- WHAT TO PRODUCE
All material below is to be reproduced exactly.
=-=-=-=-=
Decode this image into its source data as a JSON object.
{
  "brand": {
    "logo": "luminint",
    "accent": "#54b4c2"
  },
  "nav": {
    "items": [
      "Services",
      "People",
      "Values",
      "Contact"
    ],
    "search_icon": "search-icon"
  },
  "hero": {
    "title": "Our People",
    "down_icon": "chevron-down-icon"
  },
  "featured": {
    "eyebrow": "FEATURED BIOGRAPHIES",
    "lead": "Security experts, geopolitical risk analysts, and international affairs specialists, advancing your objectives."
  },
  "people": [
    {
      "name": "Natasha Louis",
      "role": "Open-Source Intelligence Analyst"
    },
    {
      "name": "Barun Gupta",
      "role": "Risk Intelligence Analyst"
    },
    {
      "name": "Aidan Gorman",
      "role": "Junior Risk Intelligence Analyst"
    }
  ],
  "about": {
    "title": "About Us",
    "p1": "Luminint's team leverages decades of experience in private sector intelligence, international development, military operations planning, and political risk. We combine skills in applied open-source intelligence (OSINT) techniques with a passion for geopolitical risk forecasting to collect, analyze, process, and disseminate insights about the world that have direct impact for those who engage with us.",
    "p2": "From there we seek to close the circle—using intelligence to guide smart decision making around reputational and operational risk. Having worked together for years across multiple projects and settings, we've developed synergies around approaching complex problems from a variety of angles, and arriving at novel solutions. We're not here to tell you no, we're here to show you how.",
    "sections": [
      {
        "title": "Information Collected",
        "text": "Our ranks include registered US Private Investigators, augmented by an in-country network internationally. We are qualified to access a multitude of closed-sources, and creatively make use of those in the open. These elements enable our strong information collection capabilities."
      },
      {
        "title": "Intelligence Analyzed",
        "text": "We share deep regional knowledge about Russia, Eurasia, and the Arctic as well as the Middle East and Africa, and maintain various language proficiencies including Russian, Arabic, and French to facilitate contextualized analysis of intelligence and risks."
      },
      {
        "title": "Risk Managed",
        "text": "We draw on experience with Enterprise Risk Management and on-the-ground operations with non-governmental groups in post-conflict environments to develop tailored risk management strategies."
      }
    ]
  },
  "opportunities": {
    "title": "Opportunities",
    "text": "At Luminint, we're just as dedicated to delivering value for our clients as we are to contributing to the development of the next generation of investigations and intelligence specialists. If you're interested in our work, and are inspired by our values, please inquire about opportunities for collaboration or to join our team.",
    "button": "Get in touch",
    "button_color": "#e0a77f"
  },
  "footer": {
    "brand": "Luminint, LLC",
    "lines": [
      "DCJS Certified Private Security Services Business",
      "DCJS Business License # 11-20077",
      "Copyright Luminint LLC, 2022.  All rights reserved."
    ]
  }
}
=-=-=-=-=
- TASK SOLUTION
Decode this image into its source data as a JSON object.
{
  "brand": {
    "logo": "luminint",
    "accent": "#54b4c2"
  },
  "nav": {
    "items": [
      "Services",
      "People",
      "Values",
      "Contact"
    ],
    "search_icon": "search-icon"
  },
  "hero": {
    "title": "Our People",
    "down_icon": "chevron-down-icon"
  },
  "featured": {
    "eyebrow": "FEATURED BIOGRAPHIES",
    "lead": "Security experts, geopolitical risk analysts, and international affairs specialists, advancing your objectives."
  },
  "people": [
    {
      "name": "Natasha Louis",
      "role": "Open-Source Intelligence Analyst"
    },
    {
      "name": "Barun Gupta",
      "role": "Risk Intelligence Analyst"
    },
    {
      "name": "Aidan Gorman",
      "role": "Junior Risk Intelligence Analyst"
    }
  ],
  "about": {
    "title": "About Us",
    "p1": "Luminint's team leverages decades of experience in private sector intelligence, international development, military operations planning, and political risk. We combine skills in applied open-source intelligence (OSINT) techniques with a passion for geopolitical risk forecasting to collect, analyze, process, and disseminate insights about the world that have direct impact for those who engage with us.",
    "p2": "From there we seek to close the circle—using intelligence to guide smart decision making around reputational and operational risk. Having worked together for years across multiple projects and settings, we've developed synergies around approaching complex problems from a variety of angles, and arriving at novel solutions. We're not here to tell you no, we're here to show you how.",
    "sections": [
      {
        "title": "Information Collected",
        "text": "Our ranks include registered US Private Investigators, augmented by an in-country network internationally. We are qualified to access a multitude of closed-sources, and creatively make use of those in the open. These elements enable our strong information collection capabilities."
      },
      {
        "title": "Intelligence Analyzed",
        "text": "We share deep regional knowledge about Russia, Eurasia, and the Arctic as well as the Middle East and Africa, and maintain various language proficiencies including Russian, Arabic, and French to facilitate contextualized analysis of intelligence and risks."
      },
      {
        "title": "Risk Managed",
        "text": "We draw on experience with Enterprise Risk Management and on-the-ground operations with non-governmental groups in post-conflict environments to develop tailored risk management strategies."
      }
    ]
  },
  "opportunities": {
    "title": "Opportunities",
    "text": "At Luminint, we're just as dedicated to delivering value for our clients as we are to contributing to the development of the next generation of investigations and intelligence specialists. If you're interested in our work, and are inspired by our values, please inquire about opportunities for collaboration or to join our team.",
    "button": "Get in touch",
    "button_color": "#e0a77f"
  },
  "footer": {
    "brand": "Luminint, LLC",
    "lines": [
      "DCJS Certified Private Security Services Business",
      "DCJS Business License # 11-20077",
      "Copyright Luminint LLC, 2022.  All rights reserved."
    ]
  }
}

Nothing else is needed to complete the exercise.